Requirements.
Output the material beneath this task exactly, images excluded.

Dataset records.
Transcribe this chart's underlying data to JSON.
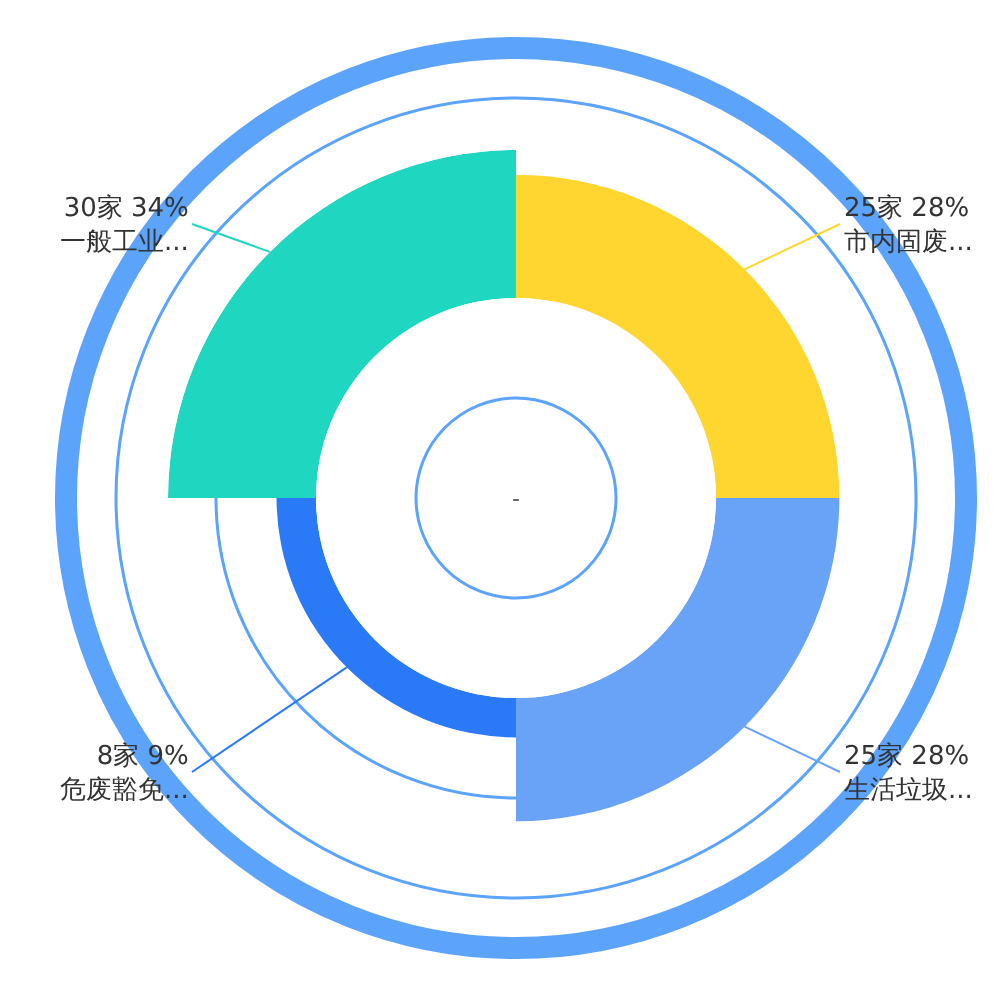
{
  "chart_data": {
    "type": "other",
    "categories": [
      "市内固废...",
      "生活垃圾...",
      "危废豁免...",
      "一般工业..."
    ],
    "values": [
      25,
      25,
      8,
      30
    ],
    "value_labels": [
      "25家 28%",
      "25家 28%",
      "8家 9%",
      "30家 34%"
    ],
    "colors": [
      "#ffd52f",
      "#68a3f8",
      "#2a7af8",
      "#1fd6c1"
    ],
    "annotations": [
      "-"
    ]
  }
}
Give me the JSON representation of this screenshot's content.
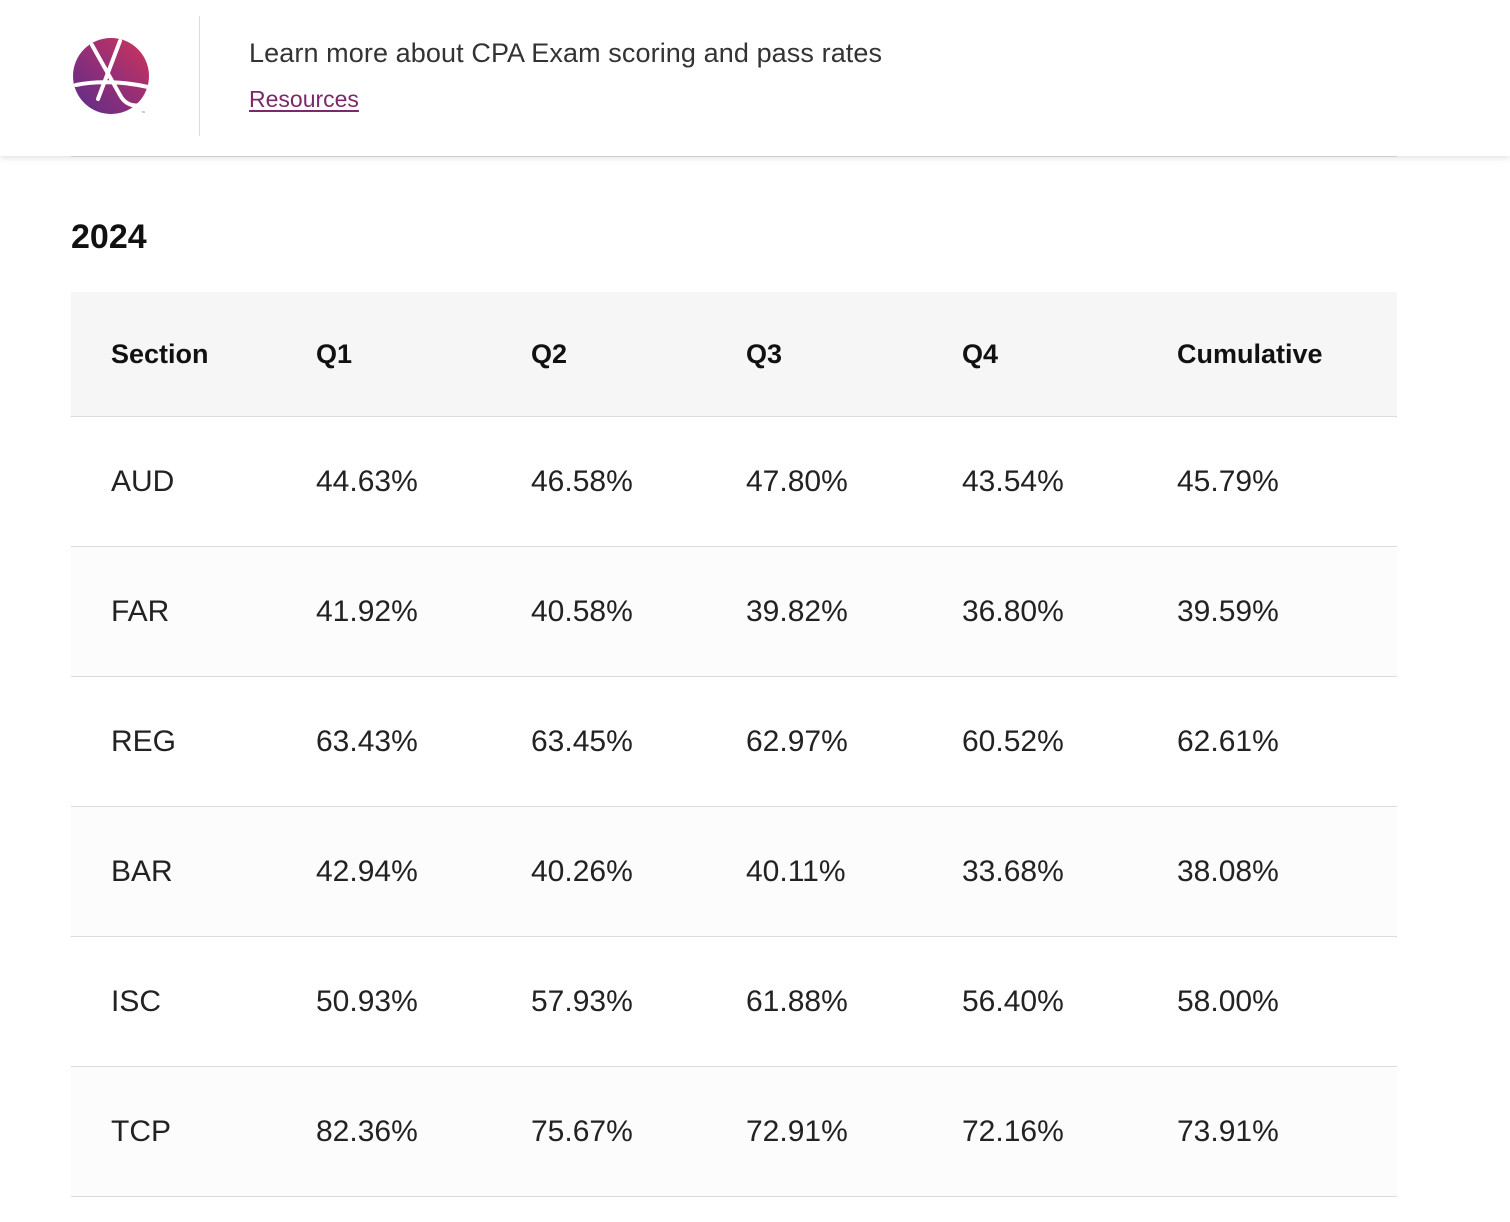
{
  "banner": {
    "logo_icon": "aicpa-logo-icon",
    "logo_colors": {
      "from": "#6b2d84",
      "to": "#c0305a"
    },
    "message": "Learn more about CPA Exam scoring and pass rates",
    "link_label": "Resources",
    "link_color": "#7a2a6c"
  },
  "year": "2024",
  "table": {
    "columns": [
      "Section",
      "Q1",
      "Q2",
      "Q3",
      "Q4",
      "Cumulative"
    ],
    "rows": [
      [
        "AUD",
        "44.63%",
        "46.58%",
        "47.80%",
        "43.54%",
        "45.79%"
      ],
      [
        "FAR",
        "41.92%",
        "40.58%",
        "39.82%",
        "36.80%",
        "39.59%"
      ],
      [
        "REG",
        "63.43%",
        "63.45%",
        "62.97%",
        "60.52%",
        "62.61%"
      ],
      [
        "BAR",
        "42.94%",
        "40.26%",
        "40.11%",
        "33.68%",
        "38.08%"
      ],
      [
        "ISC",
        "50.93%",
        "57.93%",
        "61.88%",
        "56.40%",
        "58.00%"
      ],
      [
        "TCP",
        "82.36%",
        "75.67%",
        "72.91%",
        "72.16%",
        "73.91%"
      ]
    ]
  }
}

Worked answer.
Transcribe this chart's underlying data to JSON.
{
  "chart_data": {
    "type": "other",
    "categories": [
      "市内固废...",
      "生活垃圾...",
      "危废豁免...",
      "一般工业..."
    ],
    "values": [
      25,
      25,
      8,
      30
    ],
    "value_labels": [
      "25家 28%",
      "25家 28%",
      "8家 9%",
      "30家 34%"
    ],
    "colors": [
      "#ffd52f",
      "#68a3f8",
      "#2a7af8",
      "#1fd6c1"
    ],
    "annotations": [
      "-"
    ]
  }
}
Give me the JSON representation of this screenshot's content.
{
  "banner": {
    "logo_icon": "aicpa-logo-icon",
    "logo_colors": {
      "from": "#6b2d84",
      "to": "#c0305a"
    },
    "message": "Learn more about CPA Exam scoring and pass rates",
    "link_label": "Resources",
    "link_color": "#7a2a6c"
  },
  "year": "2024",
  "table": {
    "columns": [
      "Section",
      "Q1",
      "Q2",
      "Q3",
      "Q4",
      "Cumulative"
    ],
    "rows": [
      [
        "AUD",
        "44.63%",
        "46.58%",
        "47.80%",
        "43.54%",
        "45.79%"
      ],
      [
        "FAR",
        "41.92%",
        "40.58%",
        "39.82%",
        "36.80%",
        "39.59%"
      ],
      [
        "REG",
        "63.43%",
        "63.45%",
        "62.97%",
        "60.52%",
        "62.61%"
      ],
      [
        "BAR",
        "42.94%",
        "40.26%",
        "40.11%",
        "33.68%",
        "38.08%"
      ],
      [
        "ISC",
        "50.93%",
        "57.93%",
        "61.88%",
        "56.40%",
        "58.00%"
      ],
      [
        "TCP",
        "82.36%",
        "75.67%",
        "72.91%",
        "72.16%",
        "73.91%"
      ]
    ]
  }
}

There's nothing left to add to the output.